**Short problem**
Reproduce the data below verbatim, line by line, without altering any character.

**The input**
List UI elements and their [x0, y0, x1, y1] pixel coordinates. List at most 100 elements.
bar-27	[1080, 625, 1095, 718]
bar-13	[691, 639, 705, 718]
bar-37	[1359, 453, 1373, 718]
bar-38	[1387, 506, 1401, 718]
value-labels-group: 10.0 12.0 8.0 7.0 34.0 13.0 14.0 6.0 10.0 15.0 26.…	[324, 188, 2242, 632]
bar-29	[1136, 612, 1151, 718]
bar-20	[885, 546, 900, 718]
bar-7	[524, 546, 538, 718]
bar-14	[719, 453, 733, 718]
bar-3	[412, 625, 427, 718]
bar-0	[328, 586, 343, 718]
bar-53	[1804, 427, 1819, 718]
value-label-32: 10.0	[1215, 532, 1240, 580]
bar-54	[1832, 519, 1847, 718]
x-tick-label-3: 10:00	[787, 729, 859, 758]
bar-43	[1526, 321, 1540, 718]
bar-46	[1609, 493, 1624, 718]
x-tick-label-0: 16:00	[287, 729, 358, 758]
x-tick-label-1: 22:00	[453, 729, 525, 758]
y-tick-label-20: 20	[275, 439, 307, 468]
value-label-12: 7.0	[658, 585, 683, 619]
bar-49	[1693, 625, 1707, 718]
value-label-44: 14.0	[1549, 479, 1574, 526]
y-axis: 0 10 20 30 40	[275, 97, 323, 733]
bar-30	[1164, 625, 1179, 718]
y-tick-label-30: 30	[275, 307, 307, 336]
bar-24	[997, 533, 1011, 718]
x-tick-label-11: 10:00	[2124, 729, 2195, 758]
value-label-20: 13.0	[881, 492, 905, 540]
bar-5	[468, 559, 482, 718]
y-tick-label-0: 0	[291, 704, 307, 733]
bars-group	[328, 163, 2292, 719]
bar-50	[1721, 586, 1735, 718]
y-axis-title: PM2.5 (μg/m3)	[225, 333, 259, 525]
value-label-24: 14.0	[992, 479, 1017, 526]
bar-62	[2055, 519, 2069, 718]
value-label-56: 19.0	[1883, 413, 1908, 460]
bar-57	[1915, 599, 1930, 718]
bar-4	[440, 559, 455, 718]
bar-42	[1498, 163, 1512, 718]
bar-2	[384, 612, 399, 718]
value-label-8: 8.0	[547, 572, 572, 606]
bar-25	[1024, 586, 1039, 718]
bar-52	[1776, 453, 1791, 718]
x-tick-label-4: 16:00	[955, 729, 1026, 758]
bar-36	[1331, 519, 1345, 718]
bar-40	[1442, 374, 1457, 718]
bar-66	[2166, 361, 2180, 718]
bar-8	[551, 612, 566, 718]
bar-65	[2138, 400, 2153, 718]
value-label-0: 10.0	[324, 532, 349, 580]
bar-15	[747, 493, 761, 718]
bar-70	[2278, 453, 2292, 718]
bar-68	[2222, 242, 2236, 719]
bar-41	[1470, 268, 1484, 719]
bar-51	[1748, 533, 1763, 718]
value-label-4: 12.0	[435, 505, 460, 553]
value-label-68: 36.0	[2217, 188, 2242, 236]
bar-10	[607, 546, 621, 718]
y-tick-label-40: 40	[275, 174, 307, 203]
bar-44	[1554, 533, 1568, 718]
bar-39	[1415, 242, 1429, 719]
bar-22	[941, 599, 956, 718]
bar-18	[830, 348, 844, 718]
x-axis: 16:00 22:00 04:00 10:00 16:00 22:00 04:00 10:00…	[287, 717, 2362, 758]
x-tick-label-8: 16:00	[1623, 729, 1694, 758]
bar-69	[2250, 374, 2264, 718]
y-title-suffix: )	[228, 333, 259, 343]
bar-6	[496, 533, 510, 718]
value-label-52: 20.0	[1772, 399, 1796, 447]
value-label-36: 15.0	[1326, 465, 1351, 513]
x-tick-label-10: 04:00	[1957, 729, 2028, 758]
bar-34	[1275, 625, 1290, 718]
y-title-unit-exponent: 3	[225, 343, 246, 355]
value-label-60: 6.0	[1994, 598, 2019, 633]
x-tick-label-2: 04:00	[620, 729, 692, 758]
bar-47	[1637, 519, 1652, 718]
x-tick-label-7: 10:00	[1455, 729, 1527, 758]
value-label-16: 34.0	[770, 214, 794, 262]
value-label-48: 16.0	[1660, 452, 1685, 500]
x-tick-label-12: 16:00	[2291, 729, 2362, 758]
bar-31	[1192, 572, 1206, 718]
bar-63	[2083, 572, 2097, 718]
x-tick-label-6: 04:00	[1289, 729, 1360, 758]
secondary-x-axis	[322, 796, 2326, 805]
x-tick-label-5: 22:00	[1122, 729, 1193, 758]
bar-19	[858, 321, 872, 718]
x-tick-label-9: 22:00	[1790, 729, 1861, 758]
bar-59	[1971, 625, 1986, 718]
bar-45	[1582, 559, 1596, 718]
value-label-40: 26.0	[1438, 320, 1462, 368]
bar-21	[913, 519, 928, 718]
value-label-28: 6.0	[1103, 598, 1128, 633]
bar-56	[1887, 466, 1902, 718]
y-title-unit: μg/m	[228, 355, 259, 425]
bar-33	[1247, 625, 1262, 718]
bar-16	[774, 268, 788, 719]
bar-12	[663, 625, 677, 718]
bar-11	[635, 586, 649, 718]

**Answer below**
List UI elements and their [x0, y0, x1, y1] pixel coordinates. List at most 100 elements.
bar-27	[1080, 625, 1095, 718]
bar-13	[691, 639, 705, 718]
bar-37	[1359, 453, 1373, 718]
bar-38	[1387, 506, 1401, 718]
value-labels-group: 10.0 12.0 8.0 7.0 34.0 13.0 14.0 6.0 10.0 15.0 26.…	[324, 188, 2242, 632]
bar-29	[1136, 612, 1151, 718]
bar-20	[885, 546, 900, 718]
bar-7	[524, 546, 538, 718]
bar-14	[719, 453, 733, 718]
bar-3	[412, 625, 427, 718]
bar-0	[328, 586, 343, 718]
bar-53	[1804, 427, 1819, 718]
value-label-32: 10.0	[1215, 532, 1240, 580]
bar-54	[1832, 519, 1847, 718]
x-tick-label-3: 10:00	[787, 729, 859, 758]
bar-43	[1526, 321, 1540, 718]
bar-46	[1609, 493, 1624, 718]
x-tick-label-0: 16:00	[287, 729, 358, 758]
x-tick-label-1: 22:00	[453, 729, 525, 758]
y-tick-label-20: 20	[275, 439, 307, 468]
value-label-12: 7.0	[658, 585, 683, 619]
bar-49	[1693, 625, 1707, 718]
value-label-44: 14.0	[1549, 479, 1574, 526]
y-axis: 0 10 20 30 40	[275, 97, 323, 733]
bar-30	[1164, 625, 1179, 718]
y-tick-label-30: 30	[275, 307, 307, 336]
bar-24	[997, 533, 1011, 718]
x-tick-label-11: 10:00	[2124, 729, 2195, 758]
value-label-20: 13.0	[881, 492, 905, 540]
bar-5	[468, 559, 482, 718]
y-tick-label-0: 0	[291, 704, 307, 733]
bars-group	[328, 163, 2292, 719]
bar-50	[1721, 586, 1735, 718]
y-axis-title: PM2.5 (μg/m3)	[225, 333, 259, 525]
value-label-24: 14.0	[992, 479, 1017, 526]
bar-62	[2055, 519, 2069, 718]
value-label-56: 19.0	[1883, 413, 1908, 460]
bar-57	[1915, 599, 1930, 718]
bar-4	[440, 559, 455, 718]
bar-42	[1498, 163, 1512, 718]
bar-2	[384, 612, 399, 718]
value-label-8: 8.0	[547, 572, 572, 606]
bar-25	[1024, 586, 1039, 718]
bar-52	[1776, 453, 1791, 718]
x-tick-label-4: 16:00	[955, 729, 1026, 758]
bar-36	[1331, 519, 1345, 718]
bar-40	[1442, 374, 1457, 718]
bar-66	[2166, 361, 2180, 718]
bar-8	[551, 612, 566, 718]
bar-65	[2138, 400, 2153, 718]
value-label-0: 10.0	[324, 532, 349, 580]
bar-15	[747, 493, 761, 718]
bar-70	[2278, 453, 2292, 718]
bar-68	[2222, 242, 2236, 719]
bar-41	[1470, 268, 1484, 719]
bar-51	[1748, 533, 1763, 718]
value-label-4: 12.0	[435, 505, 460, 553]
value-label-68: 36.0	[2217, 188, 2242, 236]
bar-10	[607, 546, 621, 718]
y-tick-label-40: 40	[275, 174, 307, 203]
bar-44	[1554, 533, 1568, 718]
bar-39	[1415, 242, 1429, 719]
bar-22	[941, 599, 956, 718]
bar-18	[830, 348, 844, 718]
x-axis: 16:00 22:00 04:00 10:00 16:00 22:00 04:00 10:00…	[287, 717, 2362, 758]
x-tick-label-8: 16:00	[1623, 729, 1694, 758]
bar-69	[2250, 374, 2264, 718]
y-title-suffix: )	[228, 333, 259, 343]
bar-6	[496, 533, 510, 718]
value-label-52: 20.0	[1772, 399, 1796, 447]
value-label-36: 15.0	[1326, 465, 1351, 513]
x-tick-label-10: 04:00	[1957, 729, 2028, 758]
bar-34	[1275, 625, 1290, 718]
y-title-unit-exponent: 3	[225, 343, 246, 355]
value-label-60: 6.0	[1994, 598, 2019, 633]
x-tick-label-2: 04:00	[620, 729, 692, 758]
bar-47	[1637, 519, 1652, 718]
x-tick-label-7: 10:00	[1455, 729, 1527, 758]
value-label-16: 34.0	[770, 214, 794, 262]
value-label-48: 16.0	[1660, 452, 1685, 500]
x-tick-label-12: 16:00	[2291, 729, 2362, 758]
bar-31	[1192, 572, 1206, 718]
bar-63	[2083, 572, 2097, 718]
x-tick-label-6: 04:00	[1289, 729, 1360, 758]
secondary-x-axis	[322, 796, 2326, 805]
x-tick-label-5: 22:00	[1122, 729, 1193, 758]
bar-19	[858, 321, 872, 718]
x-tick-label-9: 22:00	[1790, 729, 1861, 758]
bar-59	[1971, 625, 1986, 718]
bar-45	[1582, 559, 1596, 718]
value-label-40: 26.0	[1438, 320, 1462, 368]
bar-21	[913, 519, 928, 718]
value-label-28: 6.0	[1103, 598, 1128, 633]
bar-56	[1887, 466, 1902, 718]
y-title-unit: μg/m	[228, 355, 259, 425]
bar-33	[1247, 625, 1262, 718]
bar-16	[774, 268, 788, 719]
bar-12	[663, 625, 677, 718]
bar-11	[635, 586, 649, 718]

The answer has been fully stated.